** START **

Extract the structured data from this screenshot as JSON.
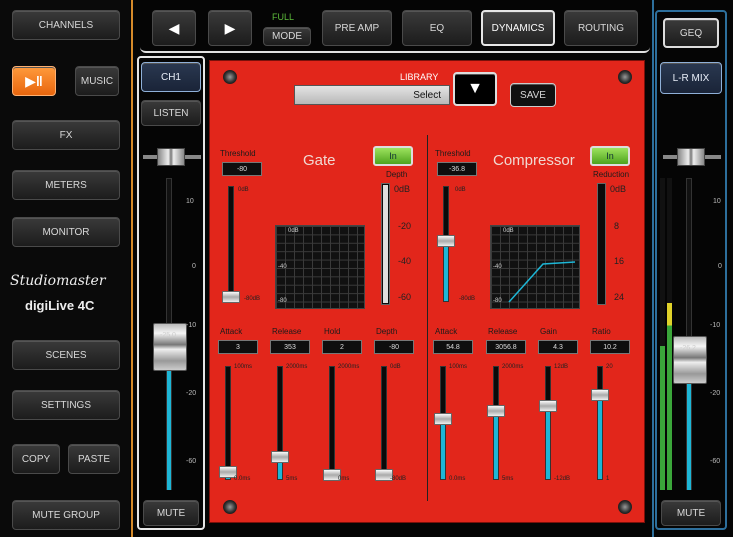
{
  "left_nav": {
    "channels": "CHANNELS",
    "music": "MUSIC",
    "fx": "FX",
    "meters": "METERS",
    "monitor": "MONITOR",
    "brand": "Studiomaster",
    "model": "digiLive 4C",
    "scenes": "SCENES",
    "settings": "SETTINGS",
    "copy": "COPY",
    "paste": "PASTE",
    "mute_group": "MUTE GROUP"
  },
  "top_bar": {
    "full": "FULL",
    "mode": "MODE",
    "tabs": [
      "PRE AMP",
      "EQ",
      "DYNAMICS",
      "ROUTING"
    ],
    "selected_tab": "DYNAMICS"
  },
  "channel_strip": {
    "channel": "CH1",
    "listen": "LISTEN",
    "fader_value": "-25.0",
    "scale": [
      "10",
      "0",
      "-10",
      "-20",
      "-60"
    ],
    "mute": "MUTE",
    "level": 0.45
  },
  "right_strip": {
    "geq": "GEQ",
    "bus": "L-R MIX",
    "fader_value": "-26.2",
    "scale": [
      "10",
      "0",
      "-10",
      "-20",
      "-60"
    ],
    "mute": "MUTE",
    "level": 0.4
  },
  "library": {
    "label": "LIBRARY",
    "select": "Select",
    "save": "SAVE"
  },
  "gate": {
    "title": "Gate",
    "in_label": "In",
    "threshold_label": "Threshold",
    "threshold_value": "-80",
    "threshold_top": "0dB",
    "threshold_bottom": "-80dB",
    "threshold_level": 0.0,
    "depth_label": "Depth",
    "depth_scale": [
      "0dB",
      "-20",
      "-40",
      "-60"
    ],
    "depth_level": 1.0,
    "graph_top": "0dB",
    "graph_mid": "-40",
    "graph_bottom": "-80",
    "knobs": [
      {
        "label": "Attack",
        "value": "3",
        "top": "100ms",
        "bottom": "0.0ms",
        "level": 0.03
      },
      {
        "label": "Release",
        "value": "353",
        "top": "2000ms",
        "bottom": "5ms",
        "level": 0.18
      },
      {
        "label": "Hold",
        "value": "2",
        "top": "2000ms",
        "bottom": "0ms",
        "level": 0.0
      },
      {
        "label": "Depth",
        "value": "-80",
        "top": "0dB",
        "bottom": "-80dB",
        "level": 0.0
      }
    ]
  },
  "compressor": {
    "title": "Compressor",
    "in_label": "In",
    "threshold_label": "Threshold",
    "threshold_value": "-36.8",
    "threshold_top": "0dB",
    "threshold_bottom": "-80dB",
    "threshold_level": 0.54,
    "reduction_label": "Reduction",
    "reduction_scale": [
      "0dB",
      "8",
      "16",
      "24"
    ],
    "graph_top": "0dB",
    "graph_mid": "-40",
    "graph_bottom": "-80",
    "knobs": [
      {
        "label": "Attack",
        "value": "54.8",
        "top": "100ms",
        "bottom": "0.0ms",
        "level": 0.55
      },
      {
        "label": "Release",
        "value": "3056.8",
        "top": "2000ms",
        "bottom": "5ms",
        "level": 0.63
      },
      {
        "label": "Gain",
        "value": "4.3",
        "top": "12dB",
        "bottom": "-12dB",
        "level": 0.68
      },
      {
        "label": "Ratio",
        "value": "10.2",
        "top": "20",
        "bottom": "1",
        "level": 0.78
      }
    ]
  },
  "colors": {
    "panel_red": "#e2261b",
    "accent_cyan": "#1db6d6",
    "in_green": "#7bcf3c",
    "play_orange": "#f07a18"
  }
}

** END **

Given problem
Images do not belong in the copy; reproduce all other parts of the records above verbatim.

Written response
Extract the structured data from this screenshot as JSON.
{
  "left_nav": {
    "channels": "CHANNELS",
    "music": "MUSIC",
    "fx": "FX",
    "meters": "METERS",
    "monitor": "MONITOR",
    "brand": "Studiomaster",
    "model": "digiLive 4C",
    "scenes": "SCENES",
    "settings": "SETTINGS",
    "copy": "COPY",
    "paste": "PASTE",
    "mute_group": "MUTE GROUP"
  },
  "top_bar": {
    "full": "FULL",
    "mode": "MODE",
    "tabs": [
      "PRE AMP",
      "EQ",
      "DYNAMICS",
      "ROUTING"
    ],
    "selected_tab": "DYNAMICS"
  },
  "channel_strip": {
    "channel": "CH1",
    "listen": "LISTEN",
    "fader_value": "-25.0",
    "scale": [
      "10",
      "0",
      "-10",
      "-20",
      "-60"
    ],
    "mute": "MUTE",
    "level": 0.45
  },
  "right_strip": {
    "geq": "GEQ",
    "bus": "L-R MIX",
    "fader_value": "-26.2",
    "scale": [
      "10",
      "0",
      "-10",
      "-20",
      "-60"
    ],
    "mute": "MUTE",
    "level": 0.4
  },
  "library": {
    "label": "LIBRARY",
    "select": "Select",
    "save": "SAVE"
  },
  "gate": {
    "title": "Gate",
    "in_label": "In",
    "threshold_label": "Threshold",
    "threshold_value": "-80",
    "threshold_top": "0dB",
    "threshold_bottom": "-80dB",
    "threshold_level": 0.0,
    "depth_label": "Depth",
    "depth_scale": [
      "0dB",
      "-20",
      "-40",
      "-60"
    ],
    "depth_level": 1.0,
    "graph_top": "0dB",
    "graph_mid": "-40",
    "graph_bottom": "-80",
    "knobs": [
      {
        "label": "Attack",
        "value": "3",
        "top": "100ms",
        "bottom": "0.0ms",
        "level": 0.03
      },
      {
        "label": "Release",
        "value": "353",
        "top": "2000ms",
        "bottom": "5ms",
        "level": 0.18
      },
      {
        "label": "Hold",
        "value": "2",
        "top": "2000ms",
        "bottom": "0ms",
        "level": 0.0
      },
      {
        "label": "Depth",
        "value": "-80",
        "top": "0dB",
        "bottom": "-80dB",
        "level": 0.0
      }
    ]
  },
  "compressor": {
    "title": "Compressor",
    "in_label": "In",
    "threshold_label": "Threshold",
    "threshold_value": "-36.8",
    "threshold_top": "0dB",
    "threshold_bottom": "-80dB",
    "threshold_level": 0.54,
    "reduction_label": "Reduction",
    "reduction_scale": [
      "0dB",
      "8",
      "16",
      "24"
    ],
    "graph_top": "0dB",
    "graph_mid": "-40",
    "graph_bottom": "-80",
    "knobs": [
      {
        "label": "Attack",
        "value": "54.8",
        "top": "100ms",
        "bottom": "0.0ms",
        "level": 0.55
      },
      {
        "label": "Release",
        "value": "3056.8",
        "top": "2000ms",
        "bottom": "5ms",
        "level": 0.63
      },
      {
        "label": "Gain",
        "value": "4.3",
        "top": "12dB",
        "bottom": "-12dB",
        "level": 0.68
      },
      {
        "label": "Ratio",
        "value": "10.2",
        "top": "20",
        "bottom": "1",
        "level": 0.78
      }
    ]
  },
  "colors": {
    "panel_red": "#e2261b",
    "accent_cyan": "#1db6d6",
    "in_green": "#7bcf3c",
    "play_orange": "#f07a18"
  }
}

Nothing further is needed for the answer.